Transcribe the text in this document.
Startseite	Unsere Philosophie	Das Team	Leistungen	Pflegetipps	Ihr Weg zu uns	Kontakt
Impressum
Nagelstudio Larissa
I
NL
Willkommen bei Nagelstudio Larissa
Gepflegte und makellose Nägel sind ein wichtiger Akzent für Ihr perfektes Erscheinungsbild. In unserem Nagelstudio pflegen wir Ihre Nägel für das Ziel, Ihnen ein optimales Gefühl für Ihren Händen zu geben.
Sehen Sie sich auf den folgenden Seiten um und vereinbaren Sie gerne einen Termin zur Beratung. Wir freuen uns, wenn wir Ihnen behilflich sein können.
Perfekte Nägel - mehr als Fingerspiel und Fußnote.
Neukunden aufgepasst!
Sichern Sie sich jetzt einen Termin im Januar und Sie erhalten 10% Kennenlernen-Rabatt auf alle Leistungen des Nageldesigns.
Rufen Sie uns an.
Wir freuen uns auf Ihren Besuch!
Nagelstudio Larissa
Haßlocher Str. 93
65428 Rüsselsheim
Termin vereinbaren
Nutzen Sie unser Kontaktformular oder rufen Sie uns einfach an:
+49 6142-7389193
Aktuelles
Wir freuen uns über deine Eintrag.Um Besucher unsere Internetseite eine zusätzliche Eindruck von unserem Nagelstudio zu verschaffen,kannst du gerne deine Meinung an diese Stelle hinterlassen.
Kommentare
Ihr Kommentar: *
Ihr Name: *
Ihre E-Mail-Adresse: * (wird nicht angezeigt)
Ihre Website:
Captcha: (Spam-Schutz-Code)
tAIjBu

→ THE REQUEST
Output each record precisely as given.

→ COMPLETE OUTPUT
Transcribe the text in this document.
Startseite	Unsere Philosophie	Das Team	Leistungen	Pflegetipps	Ihr Weg zu uns	Kontakt
Impressum
Nagelstudio Larissa
I
NL
Willkommen bei Nagelstudio Larissa
Gepflegte und makellose Nägel sind ein wichtiger Akzent für Ihr perfektes Erscheinungsbild. In unserem Nagelstudio pflegen wir Ihre Nägel für das Ziel, Ihnen ein optimales Gefühl für Ihren Händen zu geben.
Sehen Sie sich auf den folgenden Seiten um und vereinbaren Sie gerne einen Termin zur Beratung. Wir freuen uns, wenn wir Ihnen behilflich sein können.
Perfekte Nägel - mehr als Fingerspiel und Fußnote.
Neukunden aufgepasst!
Sichern Sie sich jetzt einen Termin im Januar und Sie erhalten 10% Kennenlernen-Rabatt auf alle Leistungen des Nageldesigns.
Rufen Sie uns an.
Wir freuen uns auf Ihren Besuch!
Nagelstudio Larissa
Haßlocher Str. 93
65428 Rüsselsheim
Termin vereinbaren
Nutzen Sie unser Kontaktformular oder rufen Sie uns einfach an:
+49 6142-7389193
Aktuelles
Wir freuen uns über deine Eintrag.Um Besucher unsere Internetseite eine zusätzliche Eindruck von unserem Nagelstudio zu verschaffen,kannst du gerne deine Meinung an diese Stelle hinterlassen.
Kommentare
Ihr Kommentar: *
Ihr Name: *
Ihre E-Mail-Adresse: * (wird nicht angezeigt)
Ihre Website:
Captcha: (Spam-Schutz-Code)
tAIjBu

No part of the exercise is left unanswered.